— START —

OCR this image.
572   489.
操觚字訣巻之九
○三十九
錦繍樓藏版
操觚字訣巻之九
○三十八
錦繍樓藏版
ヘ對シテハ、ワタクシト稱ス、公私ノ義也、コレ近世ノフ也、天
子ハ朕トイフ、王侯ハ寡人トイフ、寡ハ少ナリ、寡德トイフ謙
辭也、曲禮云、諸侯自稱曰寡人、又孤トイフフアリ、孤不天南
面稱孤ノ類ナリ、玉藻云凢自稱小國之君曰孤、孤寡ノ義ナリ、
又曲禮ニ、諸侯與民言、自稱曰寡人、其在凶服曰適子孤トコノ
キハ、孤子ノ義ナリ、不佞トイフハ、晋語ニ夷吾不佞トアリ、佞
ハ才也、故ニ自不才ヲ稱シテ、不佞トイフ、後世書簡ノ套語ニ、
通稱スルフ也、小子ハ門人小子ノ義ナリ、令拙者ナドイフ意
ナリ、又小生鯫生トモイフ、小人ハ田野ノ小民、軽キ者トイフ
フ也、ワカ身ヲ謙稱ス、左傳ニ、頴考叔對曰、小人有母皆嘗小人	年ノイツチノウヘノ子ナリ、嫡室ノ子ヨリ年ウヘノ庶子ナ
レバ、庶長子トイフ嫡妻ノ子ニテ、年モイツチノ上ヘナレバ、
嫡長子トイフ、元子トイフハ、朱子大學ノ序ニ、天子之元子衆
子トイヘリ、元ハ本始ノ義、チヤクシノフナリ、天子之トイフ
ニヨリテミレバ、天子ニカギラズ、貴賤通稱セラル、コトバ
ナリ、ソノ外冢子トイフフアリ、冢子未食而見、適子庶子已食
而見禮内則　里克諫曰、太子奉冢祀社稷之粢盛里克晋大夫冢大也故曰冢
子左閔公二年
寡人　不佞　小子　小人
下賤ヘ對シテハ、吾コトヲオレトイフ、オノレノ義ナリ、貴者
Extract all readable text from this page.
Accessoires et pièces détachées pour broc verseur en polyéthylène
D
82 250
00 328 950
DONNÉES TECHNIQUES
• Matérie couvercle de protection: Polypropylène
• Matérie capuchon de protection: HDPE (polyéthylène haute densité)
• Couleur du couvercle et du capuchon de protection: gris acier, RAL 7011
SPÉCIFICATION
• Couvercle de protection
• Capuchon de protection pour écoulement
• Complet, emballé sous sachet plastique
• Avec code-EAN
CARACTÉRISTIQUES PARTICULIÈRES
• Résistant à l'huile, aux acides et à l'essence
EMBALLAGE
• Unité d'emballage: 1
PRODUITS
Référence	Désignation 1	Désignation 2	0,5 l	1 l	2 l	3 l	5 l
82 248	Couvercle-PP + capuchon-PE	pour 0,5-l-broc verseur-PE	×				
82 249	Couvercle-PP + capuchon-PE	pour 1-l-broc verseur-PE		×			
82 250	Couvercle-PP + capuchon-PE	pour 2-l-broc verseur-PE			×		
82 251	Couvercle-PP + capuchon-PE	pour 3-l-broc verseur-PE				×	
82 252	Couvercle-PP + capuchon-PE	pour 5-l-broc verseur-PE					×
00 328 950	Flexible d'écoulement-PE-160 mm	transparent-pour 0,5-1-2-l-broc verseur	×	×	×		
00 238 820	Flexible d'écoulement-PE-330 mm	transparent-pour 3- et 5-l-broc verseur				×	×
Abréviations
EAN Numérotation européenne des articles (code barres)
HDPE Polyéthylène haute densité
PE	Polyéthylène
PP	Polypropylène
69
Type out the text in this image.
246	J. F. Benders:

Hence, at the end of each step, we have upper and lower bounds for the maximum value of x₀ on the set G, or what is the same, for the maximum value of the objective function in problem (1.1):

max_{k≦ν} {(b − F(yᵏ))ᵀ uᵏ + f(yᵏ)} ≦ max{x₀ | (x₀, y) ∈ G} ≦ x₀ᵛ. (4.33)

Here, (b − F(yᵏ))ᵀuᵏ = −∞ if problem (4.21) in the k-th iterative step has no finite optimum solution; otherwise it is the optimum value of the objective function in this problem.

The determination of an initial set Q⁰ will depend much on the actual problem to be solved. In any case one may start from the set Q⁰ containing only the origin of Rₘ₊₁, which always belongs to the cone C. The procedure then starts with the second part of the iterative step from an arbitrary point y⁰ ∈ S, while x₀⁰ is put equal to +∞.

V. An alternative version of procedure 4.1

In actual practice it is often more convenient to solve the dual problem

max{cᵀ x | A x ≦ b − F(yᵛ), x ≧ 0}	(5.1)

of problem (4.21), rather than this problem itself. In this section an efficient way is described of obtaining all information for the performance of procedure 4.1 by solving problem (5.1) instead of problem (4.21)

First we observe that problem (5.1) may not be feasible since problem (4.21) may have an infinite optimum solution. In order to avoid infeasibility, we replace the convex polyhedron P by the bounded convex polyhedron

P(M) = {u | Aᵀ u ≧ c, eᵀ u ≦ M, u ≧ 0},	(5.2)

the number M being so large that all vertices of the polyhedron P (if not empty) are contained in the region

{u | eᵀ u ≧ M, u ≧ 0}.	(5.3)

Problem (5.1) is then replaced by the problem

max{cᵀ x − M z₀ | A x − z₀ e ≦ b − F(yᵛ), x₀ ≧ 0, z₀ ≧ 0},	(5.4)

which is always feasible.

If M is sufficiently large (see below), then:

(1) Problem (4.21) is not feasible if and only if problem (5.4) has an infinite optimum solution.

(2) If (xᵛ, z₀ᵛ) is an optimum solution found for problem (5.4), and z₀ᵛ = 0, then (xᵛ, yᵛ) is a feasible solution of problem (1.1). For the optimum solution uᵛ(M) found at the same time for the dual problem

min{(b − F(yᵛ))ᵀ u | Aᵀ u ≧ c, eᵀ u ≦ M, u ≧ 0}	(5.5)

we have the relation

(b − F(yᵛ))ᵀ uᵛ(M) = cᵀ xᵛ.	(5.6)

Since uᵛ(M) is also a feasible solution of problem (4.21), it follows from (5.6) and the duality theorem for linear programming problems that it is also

— END —

__WHAT YOU NEED TO DO__: Which lines contain the word "that"? Return each of them.

__THE COMPLETED TASK__:
First we observe that problem (5.1) may not be feasible since problem (4.21) may have an infinite optimum solution. In order to avoid infeasibility, we replace the convex polyhedron P by the bounded convex polyhedron
the number M being so large that all vertices of the polyhedron P (if not empty) are contained in the region
Since uᵛ(M) is also a feasible solution of problem (4.21), it follows from (5.6) and the duality theorem for linear programming problems that it is also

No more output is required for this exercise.